Start of INPUT MATERIAL

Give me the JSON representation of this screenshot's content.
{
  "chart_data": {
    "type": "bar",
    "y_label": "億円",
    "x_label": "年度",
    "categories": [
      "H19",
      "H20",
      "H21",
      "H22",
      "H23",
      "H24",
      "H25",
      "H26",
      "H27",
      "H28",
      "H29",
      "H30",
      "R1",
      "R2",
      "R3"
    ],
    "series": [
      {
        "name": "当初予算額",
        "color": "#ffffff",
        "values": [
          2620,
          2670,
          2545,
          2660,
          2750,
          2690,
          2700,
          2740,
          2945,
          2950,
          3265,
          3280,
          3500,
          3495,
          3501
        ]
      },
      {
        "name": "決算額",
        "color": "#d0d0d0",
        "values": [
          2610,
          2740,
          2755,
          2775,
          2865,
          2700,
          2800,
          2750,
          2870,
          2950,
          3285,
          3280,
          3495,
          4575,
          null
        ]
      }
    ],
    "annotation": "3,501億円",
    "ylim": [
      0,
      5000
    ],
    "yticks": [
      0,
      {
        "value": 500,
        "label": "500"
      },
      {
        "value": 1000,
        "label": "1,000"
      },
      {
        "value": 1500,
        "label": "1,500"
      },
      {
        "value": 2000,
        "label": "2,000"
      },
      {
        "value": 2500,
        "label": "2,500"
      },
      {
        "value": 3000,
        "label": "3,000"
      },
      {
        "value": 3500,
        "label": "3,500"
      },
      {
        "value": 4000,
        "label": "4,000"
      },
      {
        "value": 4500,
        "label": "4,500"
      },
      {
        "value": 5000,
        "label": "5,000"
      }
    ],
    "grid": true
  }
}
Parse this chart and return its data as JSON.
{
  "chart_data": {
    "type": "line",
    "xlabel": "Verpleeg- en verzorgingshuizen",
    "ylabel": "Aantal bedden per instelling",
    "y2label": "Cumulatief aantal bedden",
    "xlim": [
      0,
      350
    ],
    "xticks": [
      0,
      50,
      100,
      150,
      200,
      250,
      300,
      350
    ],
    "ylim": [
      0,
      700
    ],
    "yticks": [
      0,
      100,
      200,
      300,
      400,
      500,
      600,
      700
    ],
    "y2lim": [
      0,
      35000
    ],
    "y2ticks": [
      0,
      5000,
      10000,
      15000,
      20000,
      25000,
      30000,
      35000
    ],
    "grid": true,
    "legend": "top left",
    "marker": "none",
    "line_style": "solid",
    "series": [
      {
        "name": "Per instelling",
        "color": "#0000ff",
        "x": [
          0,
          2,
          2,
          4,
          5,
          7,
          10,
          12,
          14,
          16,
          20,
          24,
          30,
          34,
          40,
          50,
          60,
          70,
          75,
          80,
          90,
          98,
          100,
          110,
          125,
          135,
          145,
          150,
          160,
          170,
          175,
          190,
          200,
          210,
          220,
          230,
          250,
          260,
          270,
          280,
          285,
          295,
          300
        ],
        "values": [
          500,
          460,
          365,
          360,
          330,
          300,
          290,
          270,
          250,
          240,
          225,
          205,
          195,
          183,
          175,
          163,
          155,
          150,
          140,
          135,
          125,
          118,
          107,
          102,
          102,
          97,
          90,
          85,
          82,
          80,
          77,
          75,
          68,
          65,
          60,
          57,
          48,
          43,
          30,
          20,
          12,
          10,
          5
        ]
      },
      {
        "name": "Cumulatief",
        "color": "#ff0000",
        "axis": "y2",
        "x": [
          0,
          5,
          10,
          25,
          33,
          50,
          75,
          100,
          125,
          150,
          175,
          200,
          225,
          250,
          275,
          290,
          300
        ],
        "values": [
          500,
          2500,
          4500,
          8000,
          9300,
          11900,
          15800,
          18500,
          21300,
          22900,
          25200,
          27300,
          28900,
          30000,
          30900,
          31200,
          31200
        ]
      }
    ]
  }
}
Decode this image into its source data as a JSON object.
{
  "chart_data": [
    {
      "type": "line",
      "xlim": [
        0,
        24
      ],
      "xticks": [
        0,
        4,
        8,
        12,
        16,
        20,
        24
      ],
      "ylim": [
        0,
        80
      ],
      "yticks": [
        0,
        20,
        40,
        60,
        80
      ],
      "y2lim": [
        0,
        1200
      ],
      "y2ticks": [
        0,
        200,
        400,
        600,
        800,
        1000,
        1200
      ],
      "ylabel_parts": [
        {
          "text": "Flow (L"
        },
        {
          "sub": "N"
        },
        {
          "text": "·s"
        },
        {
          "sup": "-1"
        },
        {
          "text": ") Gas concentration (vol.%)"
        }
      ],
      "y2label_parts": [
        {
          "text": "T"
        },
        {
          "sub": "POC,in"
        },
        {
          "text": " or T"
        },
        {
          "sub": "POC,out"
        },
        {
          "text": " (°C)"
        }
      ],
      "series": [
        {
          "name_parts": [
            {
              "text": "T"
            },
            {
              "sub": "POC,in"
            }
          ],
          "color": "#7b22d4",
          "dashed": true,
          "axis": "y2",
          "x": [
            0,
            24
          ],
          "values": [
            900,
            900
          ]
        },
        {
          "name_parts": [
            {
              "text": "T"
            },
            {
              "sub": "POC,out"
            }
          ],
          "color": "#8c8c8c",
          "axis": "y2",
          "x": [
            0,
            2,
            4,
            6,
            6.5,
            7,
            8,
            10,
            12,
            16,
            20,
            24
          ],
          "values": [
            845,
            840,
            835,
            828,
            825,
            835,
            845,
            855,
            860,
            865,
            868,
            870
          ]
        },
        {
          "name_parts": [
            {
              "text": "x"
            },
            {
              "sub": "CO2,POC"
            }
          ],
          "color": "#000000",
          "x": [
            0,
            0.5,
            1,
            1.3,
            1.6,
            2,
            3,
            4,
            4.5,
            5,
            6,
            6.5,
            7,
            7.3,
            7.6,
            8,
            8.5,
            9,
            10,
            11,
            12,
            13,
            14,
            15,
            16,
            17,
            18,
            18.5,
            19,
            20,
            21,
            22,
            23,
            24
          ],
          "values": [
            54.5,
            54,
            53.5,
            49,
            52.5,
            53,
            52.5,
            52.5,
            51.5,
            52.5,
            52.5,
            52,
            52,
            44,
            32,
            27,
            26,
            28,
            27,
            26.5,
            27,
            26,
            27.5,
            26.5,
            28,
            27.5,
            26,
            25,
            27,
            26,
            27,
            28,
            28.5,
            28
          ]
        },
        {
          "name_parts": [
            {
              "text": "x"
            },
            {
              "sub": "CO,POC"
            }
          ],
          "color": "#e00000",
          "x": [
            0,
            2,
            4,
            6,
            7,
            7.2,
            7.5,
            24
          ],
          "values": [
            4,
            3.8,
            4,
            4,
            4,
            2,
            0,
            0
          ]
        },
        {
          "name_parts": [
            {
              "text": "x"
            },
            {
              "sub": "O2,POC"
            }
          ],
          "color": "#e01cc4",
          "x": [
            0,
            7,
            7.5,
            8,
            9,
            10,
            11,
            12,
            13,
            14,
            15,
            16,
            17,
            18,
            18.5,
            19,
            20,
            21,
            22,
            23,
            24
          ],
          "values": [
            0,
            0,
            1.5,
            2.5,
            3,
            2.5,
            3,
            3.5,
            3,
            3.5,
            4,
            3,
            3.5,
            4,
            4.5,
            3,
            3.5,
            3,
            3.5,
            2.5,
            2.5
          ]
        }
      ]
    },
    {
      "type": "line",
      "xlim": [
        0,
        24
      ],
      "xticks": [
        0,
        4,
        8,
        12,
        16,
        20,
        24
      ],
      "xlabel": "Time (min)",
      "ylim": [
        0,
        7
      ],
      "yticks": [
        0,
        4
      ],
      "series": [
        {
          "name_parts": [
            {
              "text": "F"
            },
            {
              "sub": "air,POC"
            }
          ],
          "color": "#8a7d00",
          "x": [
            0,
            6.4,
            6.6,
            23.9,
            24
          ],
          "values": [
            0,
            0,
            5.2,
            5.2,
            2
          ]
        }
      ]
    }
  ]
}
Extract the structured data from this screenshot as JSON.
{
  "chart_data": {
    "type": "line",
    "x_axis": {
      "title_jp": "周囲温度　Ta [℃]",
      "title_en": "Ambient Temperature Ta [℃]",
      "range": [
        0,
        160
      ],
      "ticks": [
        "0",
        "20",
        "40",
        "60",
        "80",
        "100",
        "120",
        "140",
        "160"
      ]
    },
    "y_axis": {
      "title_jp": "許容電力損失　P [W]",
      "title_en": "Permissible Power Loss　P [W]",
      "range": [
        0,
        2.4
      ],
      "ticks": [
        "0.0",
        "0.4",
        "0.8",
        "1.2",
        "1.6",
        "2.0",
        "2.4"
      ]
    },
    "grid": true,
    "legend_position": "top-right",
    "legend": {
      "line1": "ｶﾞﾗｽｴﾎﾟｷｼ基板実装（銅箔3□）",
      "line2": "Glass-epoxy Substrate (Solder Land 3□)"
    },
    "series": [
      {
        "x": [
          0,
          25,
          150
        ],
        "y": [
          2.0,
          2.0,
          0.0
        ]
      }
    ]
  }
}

End of INPUT MATERIAL

Give only the number of lines in the data that hold the word "bedden".

[THE SOLUTION] 2